> THE TASK
Search the material for "cronograma" and show all lines that contain it.

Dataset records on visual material
· · · · ·
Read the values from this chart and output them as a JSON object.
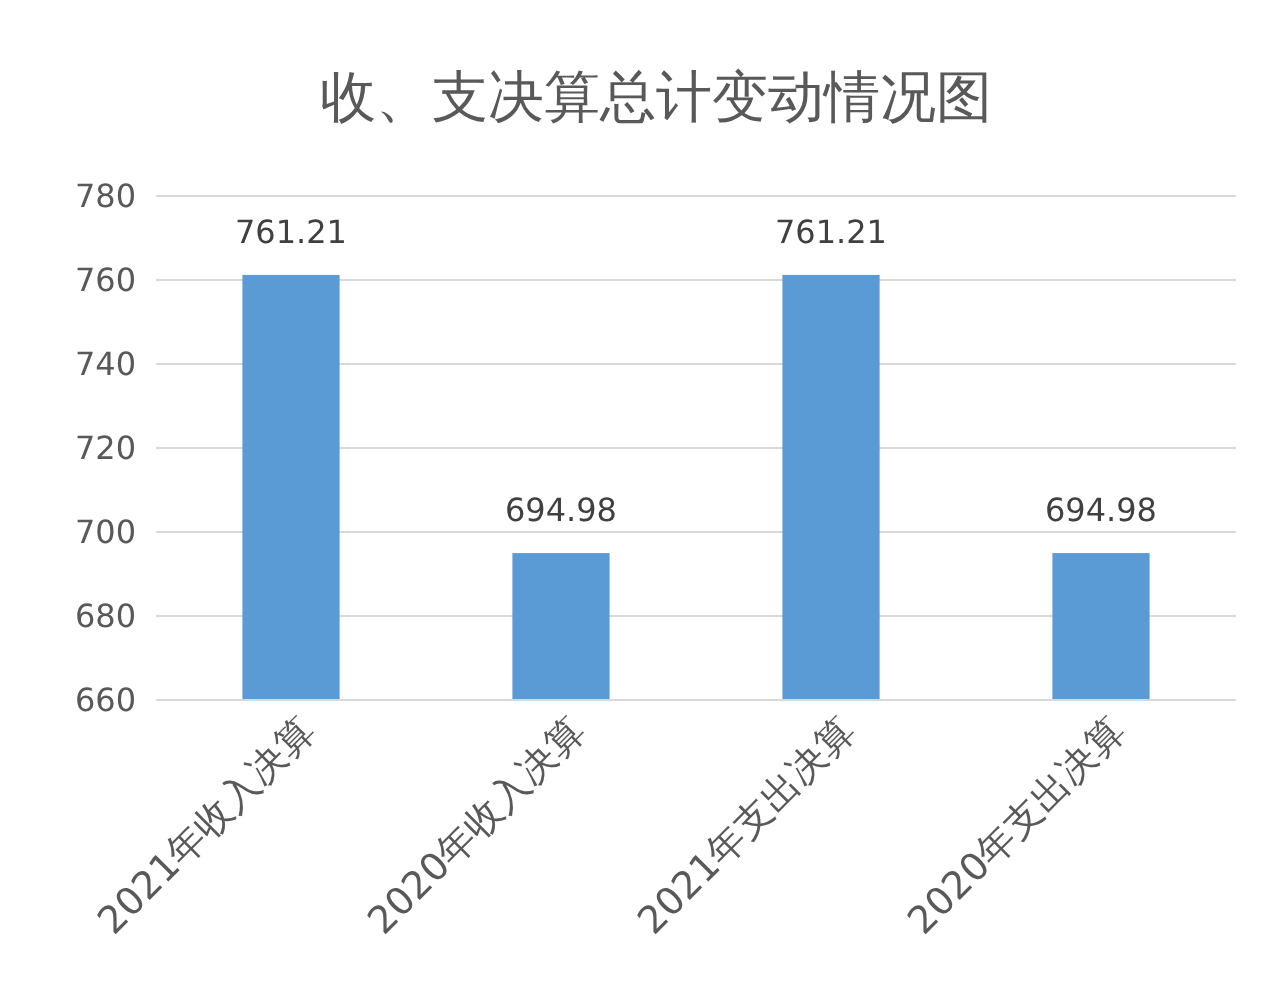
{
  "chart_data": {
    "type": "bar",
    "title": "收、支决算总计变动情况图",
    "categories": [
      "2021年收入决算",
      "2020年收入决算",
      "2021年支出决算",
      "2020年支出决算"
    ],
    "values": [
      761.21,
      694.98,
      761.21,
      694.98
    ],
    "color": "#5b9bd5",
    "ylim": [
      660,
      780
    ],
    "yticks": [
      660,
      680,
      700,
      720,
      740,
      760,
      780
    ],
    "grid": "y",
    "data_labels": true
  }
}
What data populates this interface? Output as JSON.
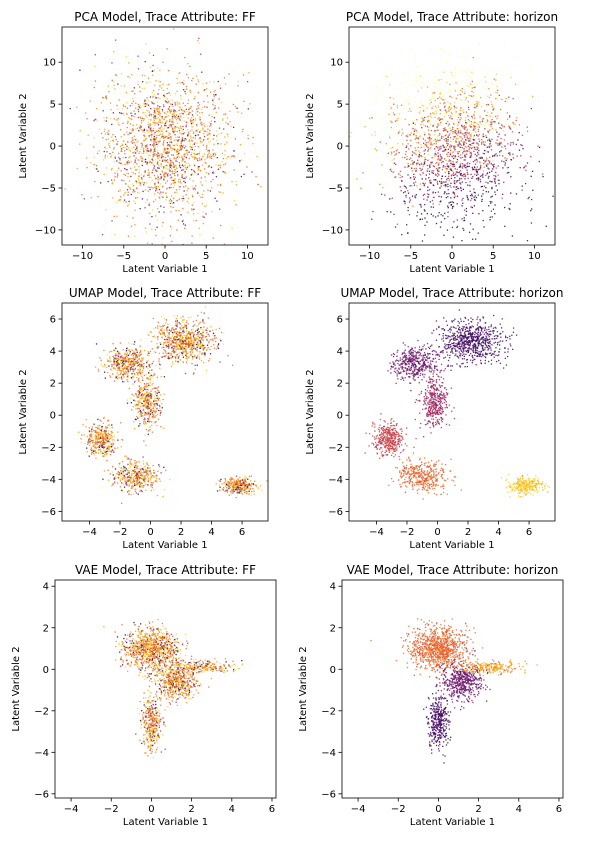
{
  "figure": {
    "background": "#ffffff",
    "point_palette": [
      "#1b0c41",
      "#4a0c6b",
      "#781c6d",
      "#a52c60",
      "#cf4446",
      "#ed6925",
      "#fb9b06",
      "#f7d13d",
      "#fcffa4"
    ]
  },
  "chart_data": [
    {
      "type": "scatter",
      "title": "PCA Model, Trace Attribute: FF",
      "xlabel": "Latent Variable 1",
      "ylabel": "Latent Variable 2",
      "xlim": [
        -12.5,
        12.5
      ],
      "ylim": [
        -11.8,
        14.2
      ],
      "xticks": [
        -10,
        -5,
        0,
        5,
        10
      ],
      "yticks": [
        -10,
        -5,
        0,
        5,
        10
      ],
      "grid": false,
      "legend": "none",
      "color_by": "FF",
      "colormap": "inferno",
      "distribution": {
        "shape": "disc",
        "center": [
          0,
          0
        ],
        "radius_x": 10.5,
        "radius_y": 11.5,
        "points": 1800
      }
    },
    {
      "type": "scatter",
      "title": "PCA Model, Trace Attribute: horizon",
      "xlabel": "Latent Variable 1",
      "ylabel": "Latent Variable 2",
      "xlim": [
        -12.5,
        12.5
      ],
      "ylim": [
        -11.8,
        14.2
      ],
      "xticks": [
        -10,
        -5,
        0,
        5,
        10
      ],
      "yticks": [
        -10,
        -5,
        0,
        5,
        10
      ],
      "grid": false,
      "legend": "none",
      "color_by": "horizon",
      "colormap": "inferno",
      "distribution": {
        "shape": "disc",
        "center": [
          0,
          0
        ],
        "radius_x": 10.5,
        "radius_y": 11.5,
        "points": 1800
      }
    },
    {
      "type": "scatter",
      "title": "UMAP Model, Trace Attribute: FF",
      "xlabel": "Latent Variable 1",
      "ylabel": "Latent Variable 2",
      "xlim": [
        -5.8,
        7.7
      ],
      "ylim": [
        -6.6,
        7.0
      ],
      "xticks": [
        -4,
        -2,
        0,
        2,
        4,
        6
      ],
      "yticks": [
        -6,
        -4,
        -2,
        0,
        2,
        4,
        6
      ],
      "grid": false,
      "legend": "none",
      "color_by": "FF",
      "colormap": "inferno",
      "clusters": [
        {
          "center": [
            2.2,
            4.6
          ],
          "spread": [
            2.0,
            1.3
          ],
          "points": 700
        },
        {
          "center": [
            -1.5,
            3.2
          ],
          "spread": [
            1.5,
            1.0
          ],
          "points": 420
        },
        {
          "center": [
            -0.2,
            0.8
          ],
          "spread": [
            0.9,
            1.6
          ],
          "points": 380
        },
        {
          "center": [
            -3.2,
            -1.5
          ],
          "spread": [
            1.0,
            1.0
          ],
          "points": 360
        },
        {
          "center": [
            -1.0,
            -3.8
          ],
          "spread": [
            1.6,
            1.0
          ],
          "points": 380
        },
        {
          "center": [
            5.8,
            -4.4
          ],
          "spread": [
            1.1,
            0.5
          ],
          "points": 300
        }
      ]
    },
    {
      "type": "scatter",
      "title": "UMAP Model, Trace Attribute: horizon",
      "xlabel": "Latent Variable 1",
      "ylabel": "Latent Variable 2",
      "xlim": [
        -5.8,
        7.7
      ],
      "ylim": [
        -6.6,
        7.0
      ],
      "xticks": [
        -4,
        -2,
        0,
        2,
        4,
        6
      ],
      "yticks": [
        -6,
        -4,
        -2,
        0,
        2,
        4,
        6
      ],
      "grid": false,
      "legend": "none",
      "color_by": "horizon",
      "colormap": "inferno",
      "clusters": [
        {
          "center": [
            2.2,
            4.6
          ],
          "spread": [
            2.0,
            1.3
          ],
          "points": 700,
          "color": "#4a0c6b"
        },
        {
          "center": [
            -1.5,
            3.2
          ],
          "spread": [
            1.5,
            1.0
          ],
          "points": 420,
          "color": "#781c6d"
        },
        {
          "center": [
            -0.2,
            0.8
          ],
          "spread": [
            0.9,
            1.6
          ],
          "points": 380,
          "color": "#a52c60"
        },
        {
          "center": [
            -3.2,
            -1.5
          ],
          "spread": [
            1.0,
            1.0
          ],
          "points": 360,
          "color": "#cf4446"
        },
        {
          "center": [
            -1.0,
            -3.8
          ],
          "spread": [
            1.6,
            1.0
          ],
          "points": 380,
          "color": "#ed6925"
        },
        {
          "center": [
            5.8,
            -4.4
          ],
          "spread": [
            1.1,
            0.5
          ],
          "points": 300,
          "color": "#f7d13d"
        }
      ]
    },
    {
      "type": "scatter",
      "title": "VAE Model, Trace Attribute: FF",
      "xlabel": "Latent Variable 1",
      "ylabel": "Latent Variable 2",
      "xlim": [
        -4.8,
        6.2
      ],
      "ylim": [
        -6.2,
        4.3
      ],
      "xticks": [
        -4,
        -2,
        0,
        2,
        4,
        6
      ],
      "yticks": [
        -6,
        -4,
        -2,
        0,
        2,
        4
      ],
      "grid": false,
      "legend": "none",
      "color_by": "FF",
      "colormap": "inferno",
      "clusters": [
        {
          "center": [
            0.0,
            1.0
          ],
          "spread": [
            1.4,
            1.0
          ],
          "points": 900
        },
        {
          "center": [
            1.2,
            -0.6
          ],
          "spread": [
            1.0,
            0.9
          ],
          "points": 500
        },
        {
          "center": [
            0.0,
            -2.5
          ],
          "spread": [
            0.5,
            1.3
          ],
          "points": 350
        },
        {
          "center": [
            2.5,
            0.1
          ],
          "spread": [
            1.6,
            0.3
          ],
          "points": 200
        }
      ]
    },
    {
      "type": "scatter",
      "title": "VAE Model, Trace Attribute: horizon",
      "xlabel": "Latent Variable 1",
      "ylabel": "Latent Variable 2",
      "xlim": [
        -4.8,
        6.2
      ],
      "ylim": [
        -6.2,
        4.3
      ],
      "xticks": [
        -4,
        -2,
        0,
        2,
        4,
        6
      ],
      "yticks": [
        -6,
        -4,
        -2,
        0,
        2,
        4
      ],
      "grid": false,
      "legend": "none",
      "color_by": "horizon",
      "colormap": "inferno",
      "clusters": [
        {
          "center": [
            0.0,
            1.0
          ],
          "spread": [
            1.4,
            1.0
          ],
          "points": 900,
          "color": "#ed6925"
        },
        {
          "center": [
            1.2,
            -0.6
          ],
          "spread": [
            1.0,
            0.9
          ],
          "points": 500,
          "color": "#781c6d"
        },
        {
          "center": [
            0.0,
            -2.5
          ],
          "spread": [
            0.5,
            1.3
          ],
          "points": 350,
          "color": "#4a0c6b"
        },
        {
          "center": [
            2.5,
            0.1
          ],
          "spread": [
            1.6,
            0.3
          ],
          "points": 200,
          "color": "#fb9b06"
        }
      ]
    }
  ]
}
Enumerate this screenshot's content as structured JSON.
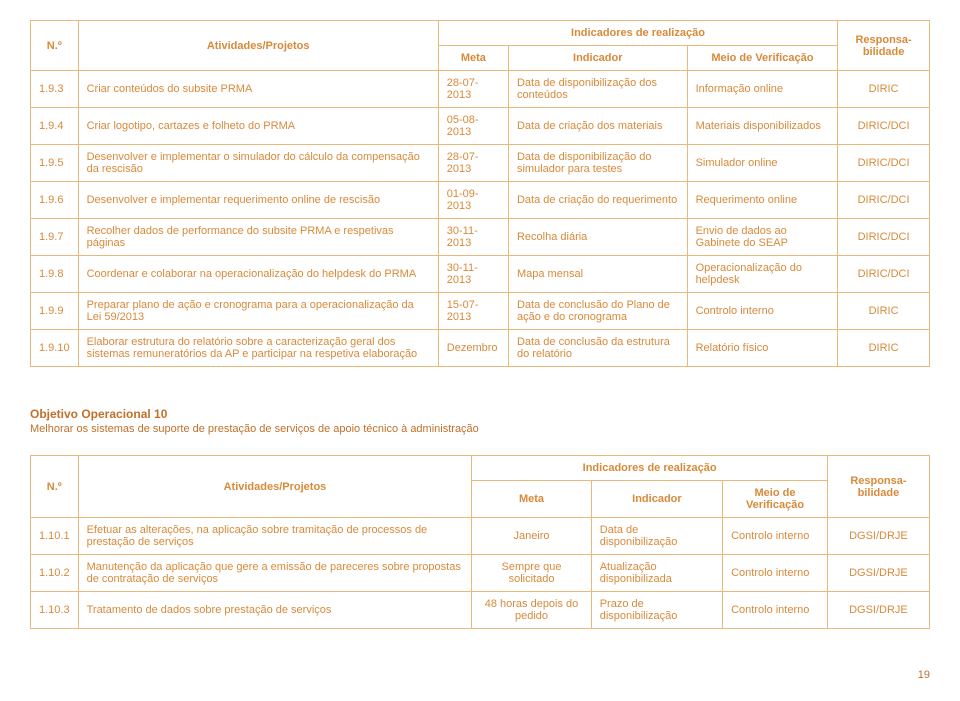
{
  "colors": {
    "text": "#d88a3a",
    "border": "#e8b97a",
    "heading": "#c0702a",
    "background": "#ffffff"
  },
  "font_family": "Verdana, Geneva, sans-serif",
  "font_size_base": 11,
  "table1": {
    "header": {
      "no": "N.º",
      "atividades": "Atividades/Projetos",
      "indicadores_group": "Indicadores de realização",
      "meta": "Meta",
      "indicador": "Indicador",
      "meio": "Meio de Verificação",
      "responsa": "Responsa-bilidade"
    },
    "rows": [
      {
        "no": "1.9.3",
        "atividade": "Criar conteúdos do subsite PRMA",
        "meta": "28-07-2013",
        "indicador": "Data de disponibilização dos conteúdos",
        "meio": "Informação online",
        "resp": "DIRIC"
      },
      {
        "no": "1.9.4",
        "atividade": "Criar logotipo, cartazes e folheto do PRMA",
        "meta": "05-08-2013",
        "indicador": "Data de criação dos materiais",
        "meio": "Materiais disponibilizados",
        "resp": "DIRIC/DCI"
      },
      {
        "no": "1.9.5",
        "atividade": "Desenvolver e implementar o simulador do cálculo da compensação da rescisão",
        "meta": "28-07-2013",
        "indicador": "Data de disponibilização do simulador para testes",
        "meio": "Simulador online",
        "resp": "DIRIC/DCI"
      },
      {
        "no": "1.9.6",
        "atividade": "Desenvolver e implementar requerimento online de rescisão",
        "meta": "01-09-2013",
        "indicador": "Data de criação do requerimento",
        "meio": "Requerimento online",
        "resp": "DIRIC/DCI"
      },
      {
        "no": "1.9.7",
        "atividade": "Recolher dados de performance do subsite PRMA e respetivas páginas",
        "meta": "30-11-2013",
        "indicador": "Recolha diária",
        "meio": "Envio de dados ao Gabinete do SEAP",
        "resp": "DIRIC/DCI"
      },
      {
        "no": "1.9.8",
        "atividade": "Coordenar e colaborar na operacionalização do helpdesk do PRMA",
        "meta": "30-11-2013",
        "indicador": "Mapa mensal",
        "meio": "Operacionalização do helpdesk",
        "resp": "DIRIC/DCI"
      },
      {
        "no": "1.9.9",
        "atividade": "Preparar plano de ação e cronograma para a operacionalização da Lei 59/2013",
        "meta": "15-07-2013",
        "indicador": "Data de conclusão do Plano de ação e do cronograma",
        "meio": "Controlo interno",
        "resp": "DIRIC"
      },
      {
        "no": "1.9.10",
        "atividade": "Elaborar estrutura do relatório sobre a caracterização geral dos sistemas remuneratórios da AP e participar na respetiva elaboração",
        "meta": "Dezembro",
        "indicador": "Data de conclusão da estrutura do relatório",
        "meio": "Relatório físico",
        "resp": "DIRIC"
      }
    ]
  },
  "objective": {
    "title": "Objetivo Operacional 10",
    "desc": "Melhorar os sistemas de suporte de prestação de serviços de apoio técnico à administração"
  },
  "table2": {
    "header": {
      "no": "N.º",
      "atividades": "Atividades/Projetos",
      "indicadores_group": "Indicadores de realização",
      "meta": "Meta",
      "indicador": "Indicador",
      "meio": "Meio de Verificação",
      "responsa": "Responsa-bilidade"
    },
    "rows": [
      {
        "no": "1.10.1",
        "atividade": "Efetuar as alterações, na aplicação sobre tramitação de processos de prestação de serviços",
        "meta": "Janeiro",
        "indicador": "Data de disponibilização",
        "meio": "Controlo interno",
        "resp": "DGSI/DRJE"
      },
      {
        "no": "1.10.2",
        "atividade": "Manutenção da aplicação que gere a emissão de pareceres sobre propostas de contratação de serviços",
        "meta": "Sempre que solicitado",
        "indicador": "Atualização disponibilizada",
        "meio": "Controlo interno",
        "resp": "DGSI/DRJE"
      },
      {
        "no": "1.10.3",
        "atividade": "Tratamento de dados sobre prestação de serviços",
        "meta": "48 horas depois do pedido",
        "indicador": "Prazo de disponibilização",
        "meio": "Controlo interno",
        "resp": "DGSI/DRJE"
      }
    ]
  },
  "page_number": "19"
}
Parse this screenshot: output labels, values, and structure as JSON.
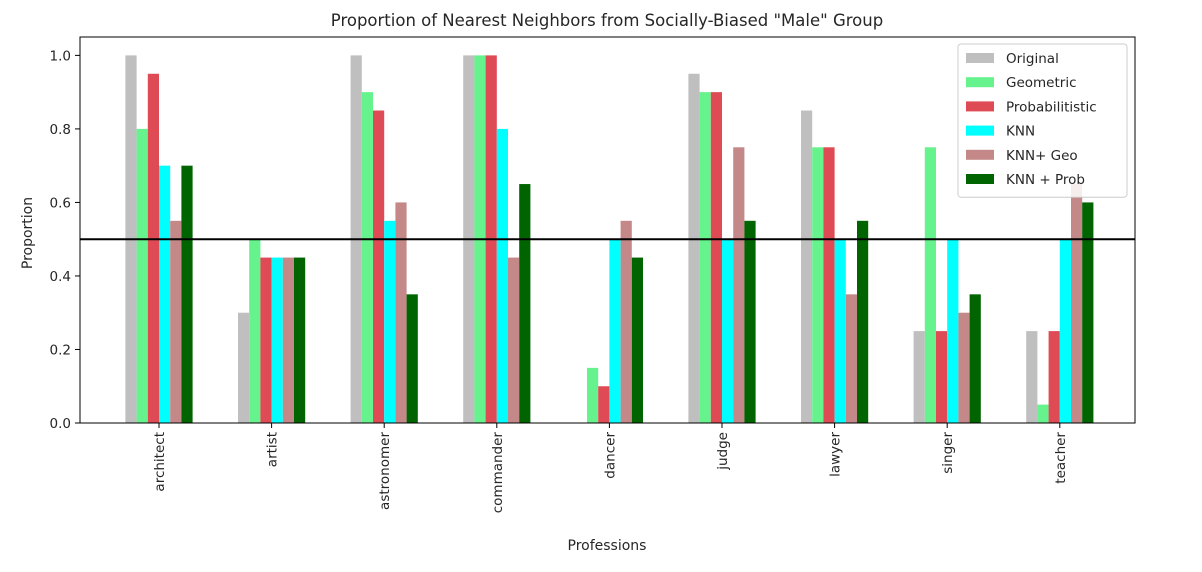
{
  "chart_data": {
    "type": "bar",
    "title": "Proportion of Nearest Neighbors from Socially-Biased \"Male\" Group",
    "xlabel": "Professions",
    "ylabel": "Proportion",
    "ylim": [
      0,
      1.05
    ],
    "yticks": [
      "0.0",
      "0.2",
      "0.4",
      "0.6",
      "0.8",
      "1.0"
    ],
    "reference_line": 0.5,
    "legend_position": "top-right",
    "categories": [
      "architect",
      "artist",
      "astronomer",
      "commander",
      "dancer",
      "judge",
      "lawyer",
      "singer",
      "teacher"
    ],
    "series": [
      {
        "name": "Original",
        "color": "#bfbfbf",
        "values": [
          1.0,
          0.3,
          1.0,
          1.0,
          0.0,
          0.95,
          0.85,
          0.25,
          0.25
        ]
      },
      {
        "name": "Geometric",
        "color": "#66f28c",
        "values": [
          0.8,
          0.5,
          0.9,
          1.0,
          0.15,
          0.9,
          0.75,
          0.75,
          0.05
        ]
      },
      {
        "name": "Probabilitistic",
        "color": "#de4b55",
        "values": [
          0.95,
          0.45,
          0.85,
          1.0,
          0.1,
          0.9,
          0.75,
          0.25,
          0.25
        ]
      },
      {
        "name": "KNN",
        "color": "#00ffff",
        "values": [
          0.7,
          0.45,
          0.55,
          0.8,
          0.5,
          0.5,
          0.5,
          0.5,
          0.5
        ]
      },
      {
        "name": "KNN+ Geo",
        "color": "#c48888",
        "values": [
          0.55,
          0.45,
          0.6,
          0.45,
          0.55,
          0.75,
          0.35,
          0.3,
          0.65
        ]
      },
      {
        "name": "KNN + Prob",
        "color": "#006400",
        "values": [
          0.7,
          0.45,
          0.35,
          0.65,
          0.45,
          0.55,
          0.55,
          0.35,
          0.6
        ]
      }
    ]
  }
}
· · · · ·
> WRITTEN ANSWER
        "atividade": "Preparar plano de ação e cronograma para a operacionalização da Lei 59/2013",
        "indicador": "Data de conclusão do Plano de ação e do cronograma",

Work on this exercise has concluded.